* [Work to complete]: Find every line with "underlying" in it, then report how many there are and nothing more.

[Dataset rows]
--------------------------------

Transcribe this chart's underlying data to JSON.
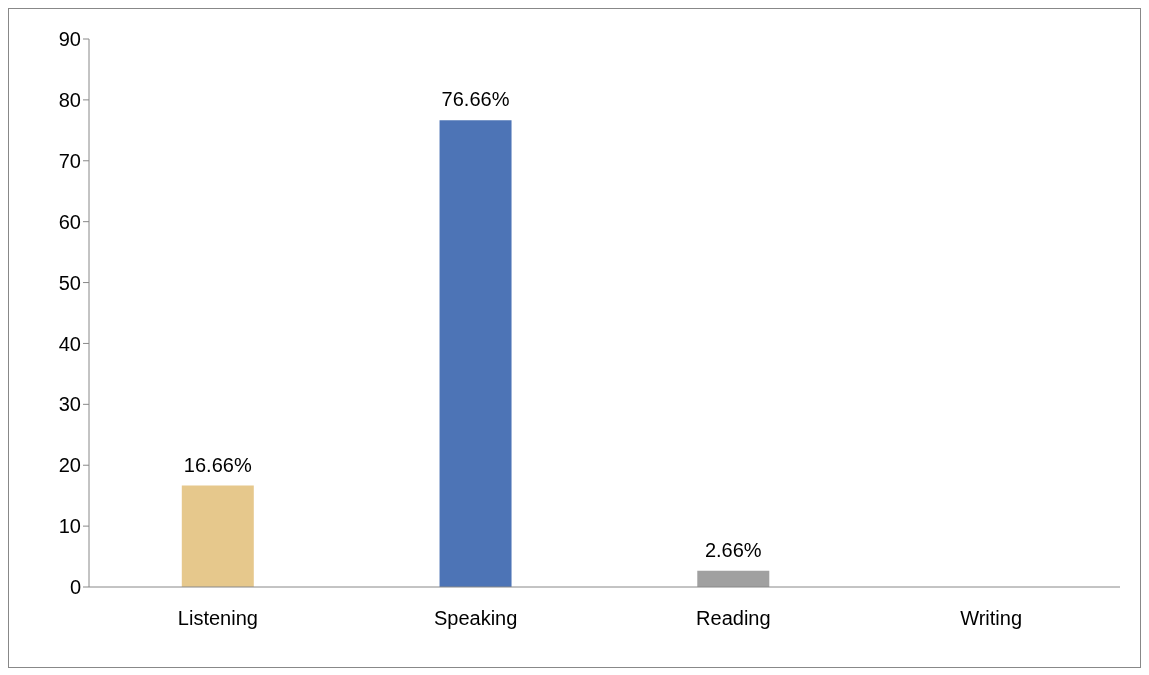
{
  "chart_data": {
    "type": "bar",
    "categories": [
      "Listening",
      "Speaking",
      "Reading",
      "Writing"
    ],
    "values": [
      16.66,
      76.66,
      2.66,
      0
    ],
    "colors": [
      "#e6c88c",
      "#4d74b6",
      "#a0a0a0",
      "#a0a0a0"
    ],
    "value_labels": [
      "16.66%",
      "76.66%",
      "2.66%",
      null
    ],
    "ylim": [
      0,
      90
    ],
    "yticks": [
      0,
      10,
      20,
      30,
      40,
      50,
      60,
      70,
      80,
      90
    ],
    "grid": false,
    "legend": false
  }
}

--------------------------------

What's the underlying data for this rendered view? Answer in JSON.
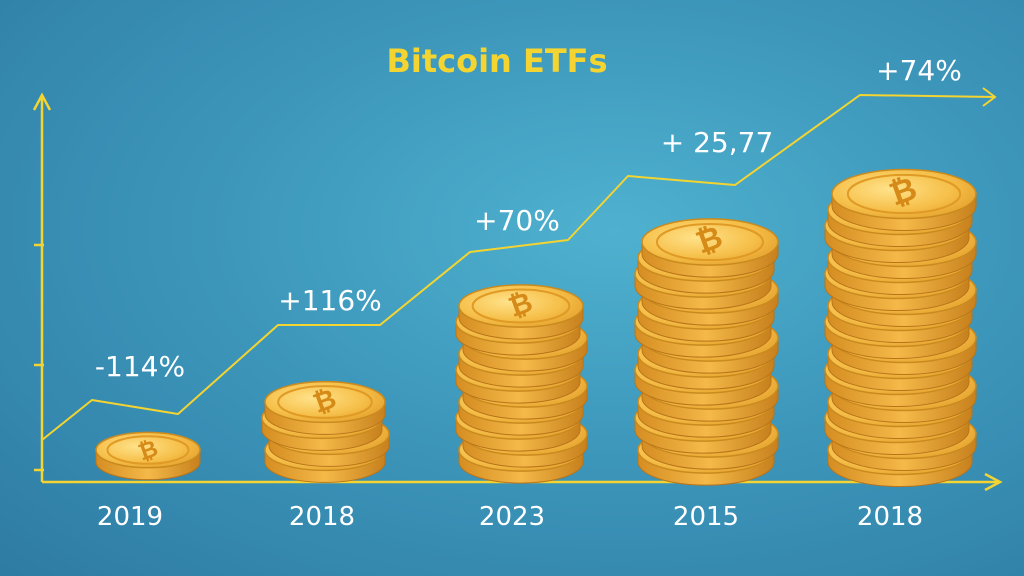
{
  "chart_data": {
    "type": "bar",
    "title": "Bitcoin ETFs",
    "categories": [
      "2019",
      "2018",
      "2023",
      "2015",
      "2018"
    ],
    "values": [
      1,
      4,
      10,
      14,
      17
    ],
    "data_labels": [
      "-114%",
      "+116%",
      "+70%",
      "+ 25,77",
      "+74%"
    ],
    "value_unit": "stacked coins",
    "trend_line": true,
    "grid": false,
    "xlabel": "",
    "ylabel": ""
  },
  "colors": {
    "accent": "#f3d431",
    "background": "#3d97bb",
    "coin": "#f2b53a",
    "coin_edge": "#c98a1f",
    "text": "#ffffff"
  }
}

--------------------------------

* [Finished task]: 2